The task
Check every line of the entries below for the word "name", and copy the ones that have it.

[Entries with figure data]

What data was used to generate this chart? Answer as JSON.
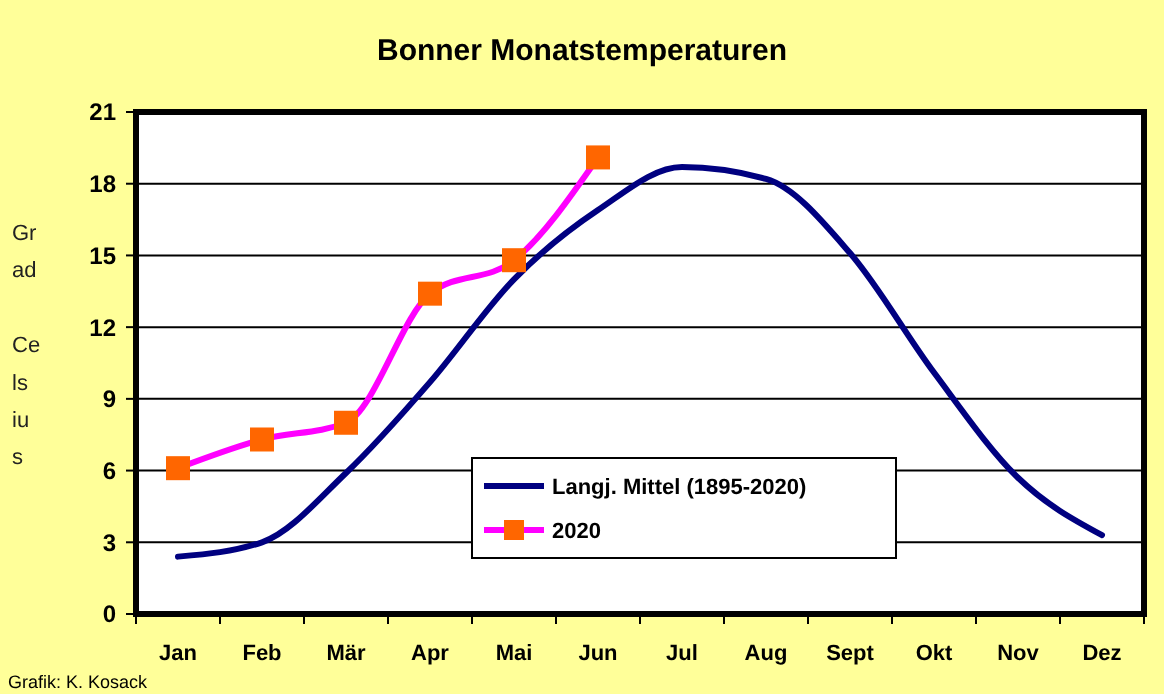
{
  "chart_data": {
    "type": "line",
    "title": "Bonner Monatstemperaturen",
    "ylabel": "Grad Celsius",
    "categories": [
      "Jan",
      "Feb",
      "Mär",
      "Apr",
      "Mai",
      "Jun",
      "Jul",
      "Aug",
      "Sept",
      "Okt",
      "Nov",
      "Dez"
    ],
    "series": [
      {
        "name": "Langj. Mittel (1895-2020)",
        "color": "#000080",
        "values": [
          2.4,
          3.0,
          5.9,
          9.7,
          14.0,
          16.9,
          18.7,
          18.2,
          15.1,
          10.1,
          5.7,
          3.3
        ],
        "marker": "none"
      },
      {
        "name": "2020",
        "color": "#ff00ff",
        "colors": [
          "#ff6600",
          "#ff6600",
          "#ff6600",
          "#ff6600",
          "#ff6600",
          "#ff6600",
          null,
          null,
          null,
          null,
          null,
          null
        ],
        "values": [
          6.1,
          7.3,
          8.0,
          13.4,
          14.8,
          19.1,
          null,
          null,
          null,
          null,
          null,
          null
        ],
        "marker": "square"
      }
    ],
    "ylim": [
      0,
      21
    ],
    "yticks": [
      0,
      3,
      6,
      9,
      12,
      15,
      18,
      21
    ],
    "grid": "y",
    "legend": "bottom",
    "annotations": [
      "Grafik: K. Kosack"
    ]
  }
}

The answer
        "name": "Langj. Mittel (1895-2020)",
        "name": "2020",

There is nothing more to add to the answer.